▶ **GOAL**:
Reproduce the records below with each "x-tick-label" swapped for "horizontal-tick-label" and everything else unchanged. Leave the pictures out.

▶ **LISTING**:
╔══

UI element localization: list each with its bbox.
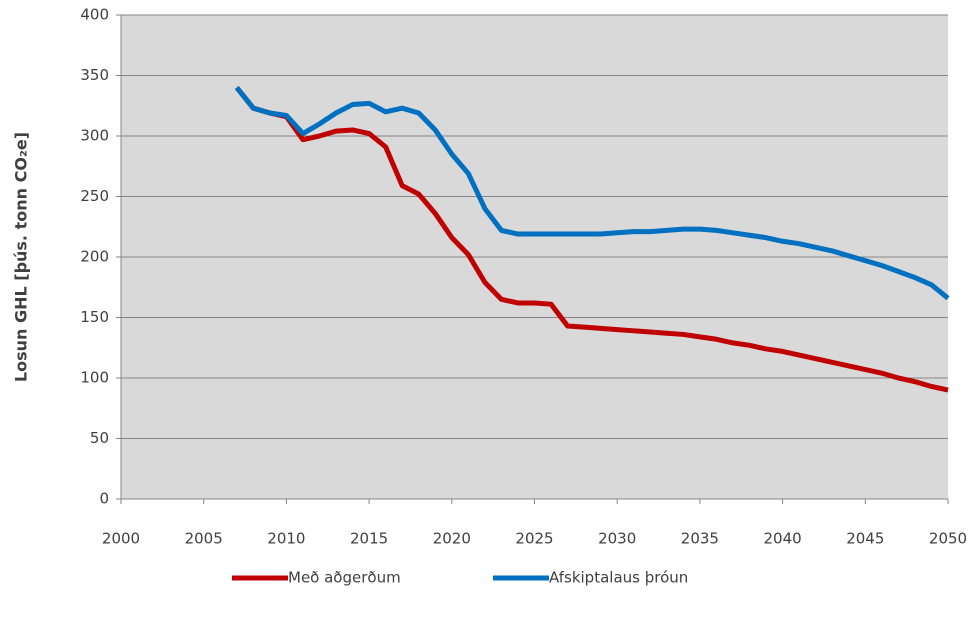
x-tick-label: 2030 <box>598 530 636 548</box>
x-tick-label: 2025 <box>515 530 553 548</box>
y-tick-label: 300 <box>80 127 109 145</box>
y-axis-label: Losun GHL [þús. tonn CO₂e] <box>12 132 31 382</box>
legend-label: Með aðgerðum <box>288 569 401 587</box>
x-tick-label: 2010 <box>267 530 305 548</box>
y-tick-label: 50 <box>90 429 109 447</box>
y-tick-label: 250 <box>80 187 109 205</box>
x-tick-label: 2035 <box>681 530 719 548</box>
x-tick-label: 2020 <box>433 530 471 548</box>
y-tick-label: 350 <box>80 66 109 84</box>
x-tick-label: 2005 <box>185 530 223 548</box>
data-line <box>234 86 950 301</box>
y-tick-label: 400 <box>80 6 109 24</box>
x-tick-label: 2045 <box>846 530 884 548</box>
y-tick-label: 100 <box>80 369 109 387</box>
x-tick-label: 2015 <box>350 530 388 548</box>
x-tick-label: 2040 <box>764 530 802 548</box>
data-line <box>234 86 949 393</box>
y-tick-label: 200 <box>80 248 109 266</box>
x-tick-label: 2000 <box>102 530 140 548</box>
y-tick-label: 150 <box>80 308 109 326</box>
y-tick-label: 0 <box>99 490 109 508</box>
legend-label: Afskiptalaus þróun <box>549 569 688 587</box>
x-tick-label: 2050 <box>929 530 967 548</box>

╚══

▶ **EXERCISE OUTPUT**:
UI element localization: list each with its bbox.
horizontal-tick-label: 2030 <box>598 530 636 548</box>
horizontal-tick-label: 2025 <box>515 530 553 548</box>
y-tick-label: 300 <box>80 127 109 145</box>
y-axis-label: Losun GHL [þús. tonn CO₂e] <box>12 132 31 382</box>
legend-label: Með aðgerðum <box>288 569 401 587</box>
horizontal-tick-label: 2010 <box>267 530 305 548</box>
y-tick-label: 50 <box>90 429 109 447</box>
y-tick-label: 250 <box>80 187 109 205</box>
horizontal-tick-label: 2035 <box>681 530 719 548</box>
horizontal-tick-label: 2020 <box>433 530 471 548</box>
y-tick-label: 350 <box>80 66 109 84</box>
horizontal-tick-label: 2005 <box>185 530 223 548</box>
data-line <box>234 86 950 301</box>
y-tick-label: 400 <box>80 6 109 24</box>
horizontal-tick-label: 2045 <box>846 530 884 548</box>
y-tick-label: 100 <box>80 369 109 387</box>
horizontal-tick-label: 2015 <box>350 530 388 548</box>
horizontal-tick-label: 2040 <box>764 530 802 548</box>
data-line <box>234 86 949 393</box>
y-tick-label: 200 <box>80 248 109 266</box>
horizontal-tick-label: 2000 <box>102 530 140 548</box>
y-tick-label: 150 <box>80 308 109 326</box>
y-tick-label: 0 <box>99 490 109 508</box>
legend-label: Afskiptalaus þróun <box>549 569 688 587</box>
horizontal-tick-label: 2050 <box>929 530 967 548</box>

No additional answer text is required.